説明

自転車用シーソー式ボタンリング錠

【課題】防犯性能が向上し、かつ開錠時の操作をよりスムーズにした自転車用リング錠の提供。
【解決手段】1個のシーソー式ボタンの下部に3連のギヤ7を軸止させた解錠機構部5を配置した。シーソー式ボタンの一端を押し下げて解錠機構部5のギヤストッパーを垂下させることによりギヤ7を回転させ、ギヤストッパーが復元するとギヤ7が係止される。シーソー式ボタン3の両端を所定回数ずつ押し下げることにより各ギヤ7を順次解錠位置に至らしめ、解錠時専用ボタン2を押すことで解錠板12、閂ロック板15が移動して、解錠できる。施錠時は閂が施錠位置まで摺動するときに閂外周部の突起部と錠本体に枢支されたオートロック板17が係合し、ギヤ7を解錠位置以外に回転させて、解錠機構部5を自動的に施錠状態にする。解錠時にはリセットボタン4を複数回押すことで解錠機構部5をリセットし解錠動作を開始できる。

-*-

§ 課題の内容:
**A)** リング錠の説明文によると、解錠時に解錠機構部をリセットするには何をするか。
**B)** リング錠の説明文から、「自転車用シーソー式ボタンリング錠」から「ットし解錠動作を開始できる。」までを、末尾の語句も含めて一字も変えずに返してください。
**C)** リング錠の説明文を、最後の文の次から再開して書き進めること。
データの行は、リング錠の説明文とは別の資料である。

-*-

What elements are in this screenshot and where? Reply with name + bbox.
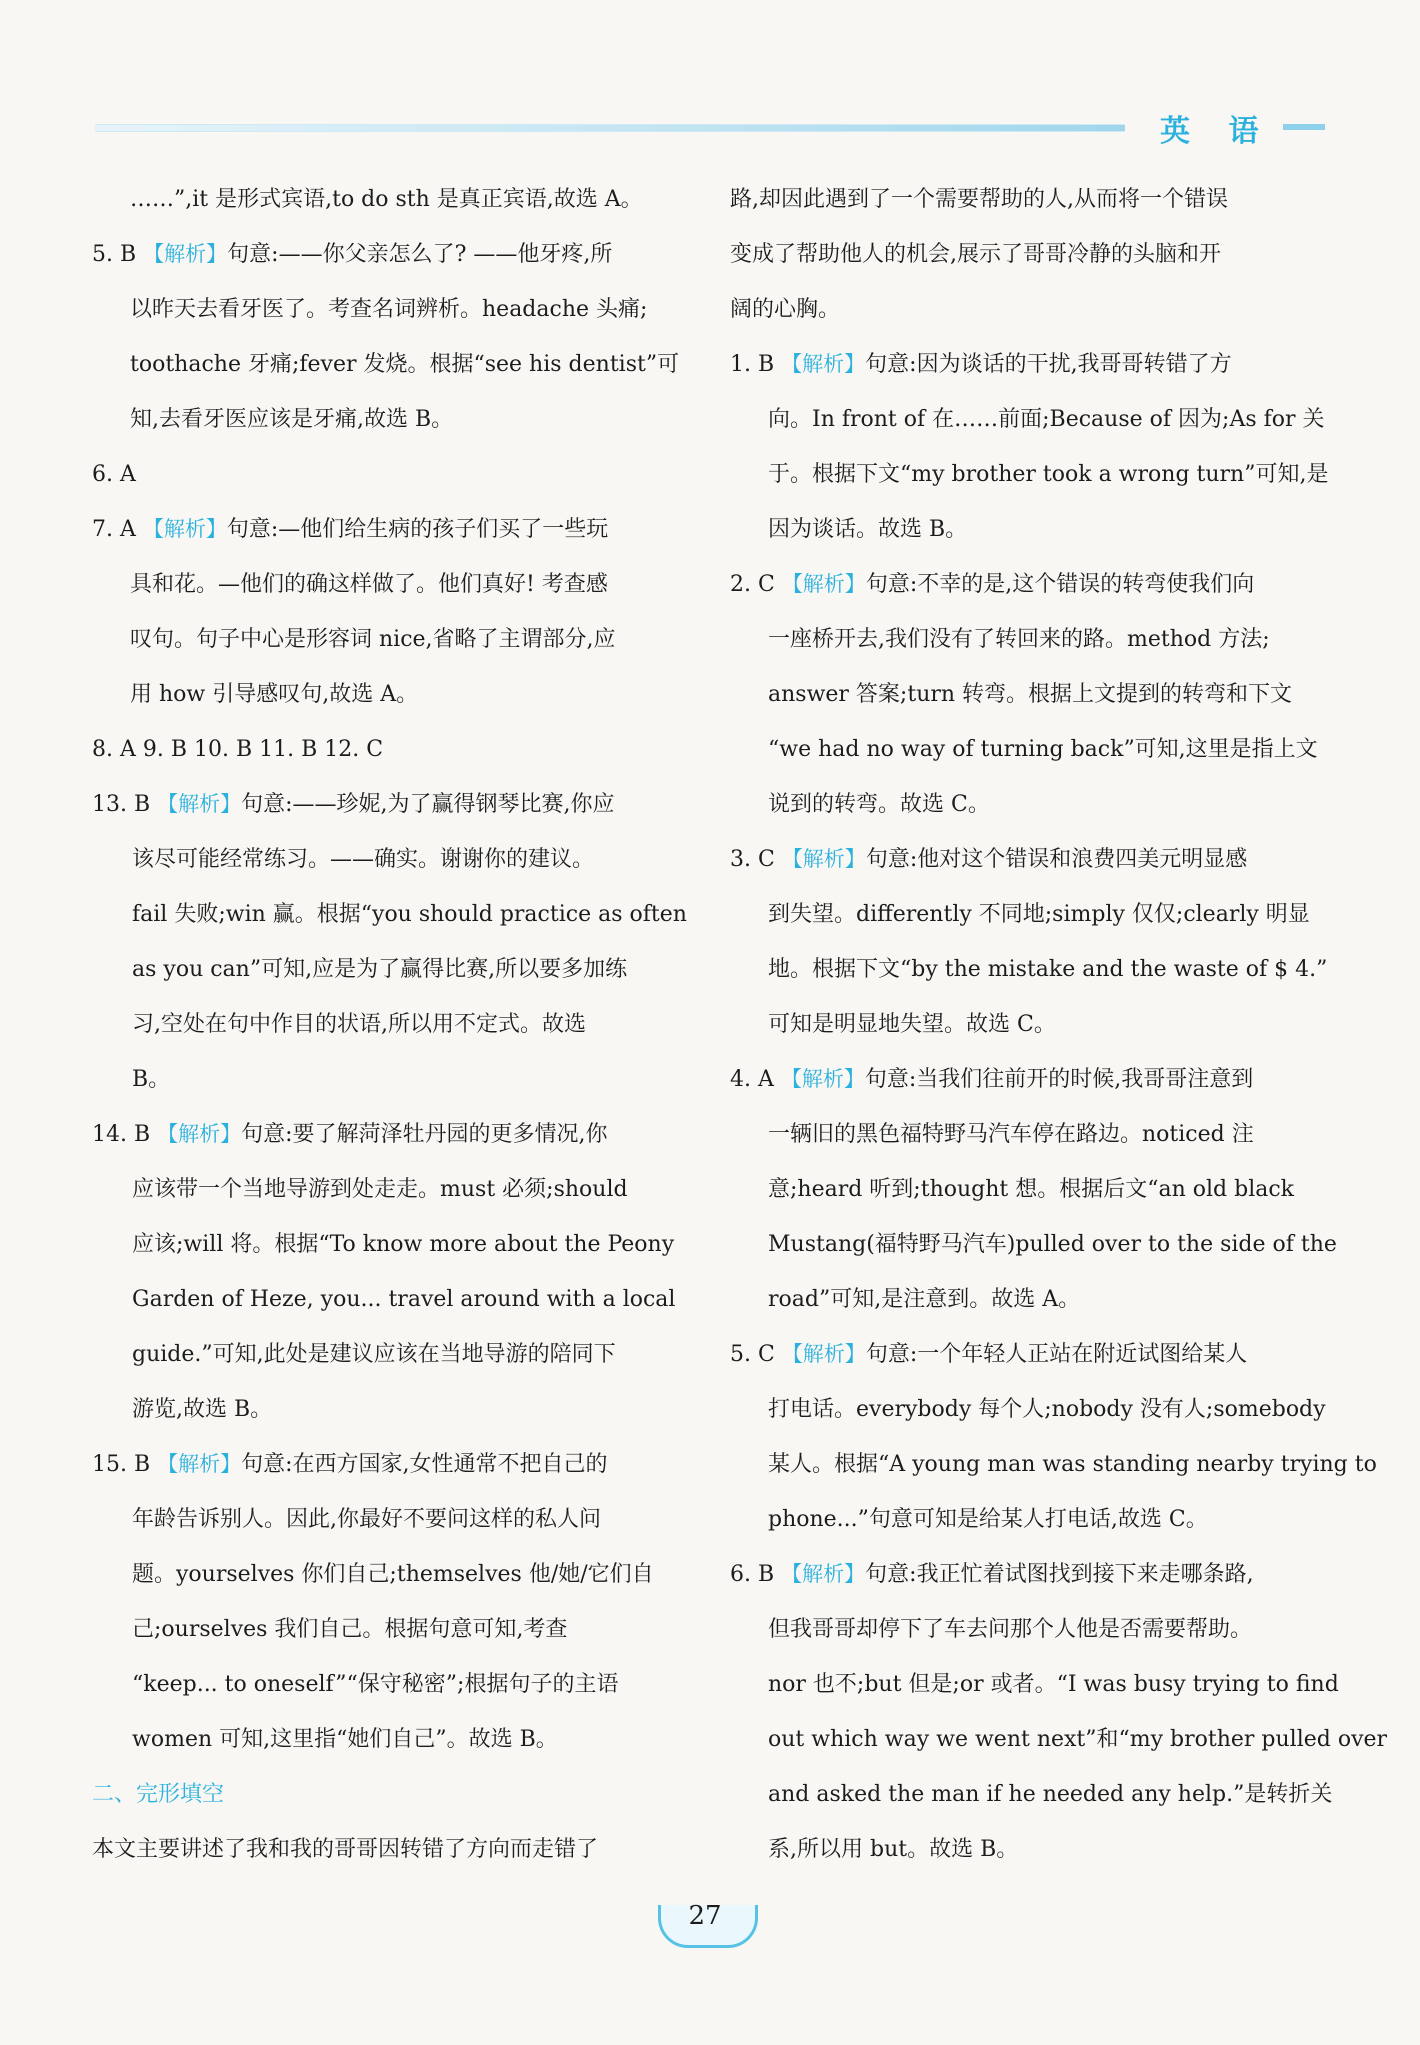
question-number: 5. C — [730, 1342, 782, 1367]
text-line — [92, 667, 687, 722]
analysis-tag: 【解析】 — [157, 1122, 242, 1146]
text-line — [730, 337, 1325, 392]
line-text: 可知是明显地失望。故选 C。 — [768, 1012, 1056, 1037]
text-line — [730, 1272, 1325, 1327]
line-text: 于。根据下文“my brother took a wrong turn”可知,是 — [768, 462, 1329, 487]
line-text: phone...”句意可知是给某人打电话,故选 C。 — [768, 1507, 1208, 1532]
line-text: 句意:因为谈话的干扰,我哥哥转错了方 — [865, 352, 1232, 377]
text-line — [730, 777, 1325, 832]
analysis-tag: 【解析】 — [157, 1452, 242, 1476]
text-line — [730, 1162, 1325, 1217]
section-title: 二、完形填空 — [92, 1782, 225, 1807]
line-text: 系,所以用 but。故选 B。 — [768, 1837, 1019, 1862]
text-line — [730, 1547, 1325, 1602]
text-line — [92, 832, 687, 887]
question-number: 6. A — [92, 462, 136, 487]
text-line — [92, 1327, 687, 1382]
text-line — [92, 997, 687, 1052]
text-line — [730, 1822, 1325, 1877]
line-text: 向。In front of 在……前面;Because of 因为;As for 关 — [768, 407, 1325, 432]
analysis-tag: 【解析】 — [780, 1067, 865, 1091]
text-line — [92, 502, 687, 557]
line-text: 句意:要了解菏泽牡丹园的更多情况,你 — [241, 1122, 608, 1147]
line-text: 应该带一个当地导游到处走走。must 必须;should — [132, 1177, 628, 1202]
text-line — [92, 777, 687, 832]
line-text: 该尽可能经常练习。——确实。谢谢你的建议。 — [132, 847, 595, 872]
question-number: 4. A — [730, 1067, 781, 1092]
text-line — [92, 1217, 687, 1272]
text-line — [730, 1657, 1339, 1712]
text-line — [92, 557, 687, 612]
line-text: 本文主要讲述了我和我的哥哥因转错了方向而走错了 — [92, 1837, 599, 1862]
line-text: 具和花。—他们的确这样做了。他们真好! 考查感 — [130, 572, 608, 597]
line-text: 己;ourselves 我们自己。根据句意可知,考查 — [132, 1617, 568, 1642]
line-text: and asked the man if he needed any help.”是转折关 — [768, 1782, 1333, 1807]
line-text: ……”,it 是形式宾语,to do sth 是真正宾语,故选 A。 — [130, 187, 643, 212]
question-number: 7. A — [92, 517, 143, 542]
text-line — [92, 337, 687, 392]
line-text: 意;heard 听到;thought 想。根据后文“an old black — [768, 1177, 1295, 1202]
line-text: 到失望。differently 不同地;simply 仅仅;clearly 明显 — [768, 902, 1310, 927]
analysis-tag: 【解析】 — [781, 572, 866, 596]
line-text: 变成了帮助他人的机会,展示了哥哥冷静的头脑和开 — [730, 242, 1221, 267]
text-line — [92, 1822, 687, 1877]
text-line — [92, 1437, 687, 1492]
analysis-tag: 【解析】 — [143, 242, 228, 266]
text-line — [92, 1492, 687, 1547]
text-line — [730, 557, 1325, 612]
line-text: Mustang(福特野马汽车)pulled over to the side of the — [768, 1232, 1337, 1257]
text-line — [92, 1602, 687, 1657]
line-text: 某人。根据“A young man was standing nearby trying to — [768, 1452, 1377, 1477]
line-text: 句意:他对这个错误和浪费四美元明显感 — [865, 847, 1248, 872]
line-text: 地。根据下文“by the mistake and the waste of $ 4.” — [768, 957, 1328, 982]
text-line — [730, 832, 1325, 887]
text-line — [92, 1107, 687, 1162]
question-number: 14. B — [92, 1122, 158, 1147]
line-text: 用 how 引导感叹句,故选 A。 — [130, 682, 419, 707]
text-line — [92, 612, 687, 667]
line-text: fail 失败;win 赢。根据“you should practice as often — [132, 902, 687, 927]
text-line — [92, 1162, 687, 1217]
line-text: 句意:——珍妮,为了赢得钢琴比赛,你应 — [241, 792, 615, 817]
analysis-tag: 【解析】 — [781, 847, 866, 871]
line-text: 说到的转弯。故选 C。 — [768, 792, 990, 817]
text-line — [730, 942, 1328, 997]
text-line — [92, 227, 687, 282]
question-number: 15. B — [92, 1452, 158, 1477]
line-text: 路,却因此遇到了一个需要帮助的人,从而将一个错误 — [730, 187, 1228, 212]
text-line — [730, 502, 1325, 557]
question-number: 13. B — [92, 792, 158, 817]
line-text: 句意:当我们往前开的时候,我哥哥注意到 — [864, 1067, 1254, 1092]
text-line — [730, 612, 1325, 667]
page-number-badge — [650, 1895, 760, 1955]
line-text: 但我哥哥却停下了车去问那个人他是否需要帮助。 — [768, 1617, 1253, 1642]
line-text: 句意:我正忙着试图找到接下来走哪条路, — [865, 1562, 1254, 1587]
line-text: 句意:不幸的是,这个错误的转弯使我们向 — [865, 572, 1255, 597]
text-line — [730, 1382, 1325, 1437]
line-text: B。 — [132, 1067, 171, 1092]
line-text: nor 也不;but 但是;or 或者。“I was busy trying to find — [768, 1672, 1339, 1697]
line-text: women 可知,这里指“她们自己”。故选 B。 — [132, 1727, 558, 1752]
line-text: 句意:一个年轻人正站在附近试图给某人 — [865, 1342, 1248, 1367]
line-text: 应该;will 将。根据“To know more about the Peony — [132, 1232, 675, 1257]
text-line — [730, 1492, 1325, 1547]
text-line — [730, 1107, 1325, 1162]
text-line — [730, 1767, 1333, 1822]
text-line — [730, 392, 1325, 447]
analysis-tag: 【解析】 — [781, 1342, 866, 1366]
text-line — [92, 887, 687, 942]
analysis-tag: 【解析】 — [142, 517, 227, 541]
text-line — [92, 1547, 687, 1602]
text-line — [730, 997, 1325, 1052]
text-line — [92, 1272, 687, 1327]
line-text: answer 答案;turn 转弯。根据上文提到的转弯和下文 — [768, 682, 1293, 707]
text-line — [730, 1052, 1325, 1107]
line-text: 游览,故选 B。 — [132, 1397, 273, 1422]
header-rule-end — [1283, 124, 1325, 130]
text-line — [730, 447, 1329, 502]
question-number: 2. C — [730, 572, 782, 597]
line-text: as you can”可知,应是为了赢得比赛,所以要多加练 — [132, 957, 628, 982]
left-column — [92, 172, 687, 1877]
page-number: 27 — [688, 1901, 722, 1931]
line-text: 阔的心胸。 — [730, 297, 841, 322]
right-column — [730, 172, 1388, 1877]
text-line — [730, 722, 1325, 777]
line-text: guide.”可知,此处是建议应该在当地导游的陪同下 — [132, 1342, 616, 1367]
text-line — [92, 392, 687, 447]
text-line — [730, 1437, 1377, 1492]
line-text: “keep... to oneself”“保守秘密”;根据句子的主语 — [132, 1672, 619, 1697]
text-line — [730, 282, 1325, 337]
line-text: 打电话。everybody 每个人;nobody 没有人;somebody — [768, 1397, 1326, 1422]
subject-title: 英 语 — [1160, 114, 1273, 149]
line-text: 一座桥开去,我们没有了转回来的路。method 方法; — [768, 627, 1270, 652]
text-line — [92, 1052, 687, 1107]
line-text: 以昨天去看牙医了。考查名词辨析。headache 头痛; — [130, 297, 648, 322]
page-header — [95, 100, 1325, 149]
line-text: 句意:—他们给生病的孩子们买了一些玩 — [226, 517, 609, 542]
analysis-tag: 【解析】 — [781, 1562, 866, 1586]
line-text: 句意:在西方国家,女性通常不把自己的 — [241, 1452, 608, 1477]
line-text: 因为谈话。故选 B。 — [768, 517, 968, 542]
text-line — [92, 1712, 687, 1767]
line-text: out which way we went next”和“my brother pulled over — [768, 1727, 1388, 1752]
text-line — [730, 1712, 1388, 1767]
analysis-tag: 【解析】 — [157, 792, 242, 816]
line-text: 一辆旧的黑色福特野马汽车停在路边。noticed 注 — [768, 1122, 1254, 1147]
text-line — [92, 722, 687, 777]
question-number: 6. B — [730, 1562, 782, 1587]
text-line — [92, 172, 687, 227]
section-heading — [92, 1767, 687, 1822]
line-text: 题。yourselves 你们自己;themselves 他/她/它们自 — [132, 1562, 654, 1587]
analysis-tag: 【解析】 — [781, 352, 866, 376]
question-number: 3. C — [730, 847, 782, 872]
line-text: 年龄告诉别人。因此,你最好不要问这样的私人问 — [132, 1507, 601, 1532]
header-rule — [95, 124, 1125, 132]
line-text: toothache 牙痛;fever 发烧。根据“see his dentist”可 — [130, 352, 680, 377]
text-line — [730, 667, 1325, 722]
line-text: Garden of Heze, you... travel around with a local — [132, 1287, 676, 1312]
text-line — [92, 282, 687, 337]
text-line — [730, 887, 1325, 942]
question-number: 8. A 9. B 10. B 11. B 12. C — [92, 737, 384, 762]
line-text: 知,去看牙医应该是牙痛,故选 B。 — [130, 407, 454, 432]
text-line — [730, 1217, 1337, 1272]
line-text: 叹句。句子中心是形容词 nice,省略了主谓部分,应 — [130, 627, 616, 652]
line-text: 句意:——你父亲怎么了? ——他牙疼,所 — [227, 242, 613, 267]
text-line — [92, 1382, 687, 1437]
text-line — [730, 227, 1325, 282]
text-line — [92, 1657, 687, 1712]
line-text: road”可知,是注意到。故选 A。 — [768, 1287, 1081, 1312]
text-line — [730, 172, 1325, 227]
line-text: “we had no way of turning back”可知,这里是指上文 — [768, 737, 1318, 762]
text-line — [730, 1602, 1325, 1657]
question-number: 1. B — [730, 352, 782, 377]
text-line — [730, 1327, 1325, 1382]
question-number: 5. B — [92, 242, 144, 267]
line-text: 习,空处在句中作目的状语,所以用不定式。故选 — [132, 1012, 586, 1037]
text-line — [92, 447, 687, 502]
text-line — [92, 942, 687, 997]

-*-

§ 課題別の出力:
**A)** リセットボタン4を複数回押す。

**B)**
自転車用シーソー式ボタンリング錠

【課題】防犯性能が向上し、かつ開錠時の操作をよりスムーズにした自転車用リング錠の提供。
【解決手段】1個のシーソー式ボタンの下部に3連のギヤ7を軸止させた解錠機構部5を配置した。シーソー式ボタンの一端を押し下げて解錠機構部5のギヤストッパーを垂下させることによりギヤ7を回転させ、ギヤストッパーが復元するとギヤ7が係止される。シーソー式ボタン3の両端を所定回数ずつ押し下げることにより各ギヤ7を順次解錠位置に至らしめ、解錠時専用ボタン2を押すことで解錠板12、閂ロック板15が移動して、解錠できる。施錠時は閂が施錠位置まで摺動するときに閂外周部の突起部と錠本体に枢支されたオートロック板17が係合し、ギヤ7を解錠位置以外に回転させて、解錠機構部5を自動的に施錠状態にする。解錠時にはリセットボタン4を複数回押すことで解錠機構部5をリセットし解錠動作を開始できる。

**C)**
【発明の詳細な説明】
【技術分野】
【0001】
本発明は、自転車用リング錠に関し、錠本体に枢着されたシーソー式ボタンを押すことにより開錠でき、施錠時は閂を施錠位置に摺動させるときにオートロック板によって自動的に施錠状態にでき、また開錠機構部をプッシュ式ボタンでリセットできることを特徴とするものである。
【背景技術】
【0002】
従来、この種の自転車用リング錠において、暗証番号等を押すボタンが小さくて、かつボタンの間隔がせまいために、夜間や暗闇では押し間違えることがありたり、爪の長い女性や、冬季など手袋をした手などではボタンをおして開錠するには不便があった。
【0003】
従来、この種の自転車用リング錠において、開錠部の機構上、閂を施錠位置にしても該開錠部は開錠スタンバイ状態にあるため、施錠後は必ずボタンのいづれかを押しておく必要があり、ときとしてボタンを押し忘れて、開錠スタンバイのまま放置されることがあった。
【0004】
従来、この種の自転車用リング錠において、該開錠部の機構上、リセットするには錠本体裏面にあるボタンを押し上げて、前面のボタンを元の位置に戻したり、リセット用の摘みを所定の目印まで複数回転させてリセットするなど、いづれも夜間、暗闇において目視確認するには不便があった。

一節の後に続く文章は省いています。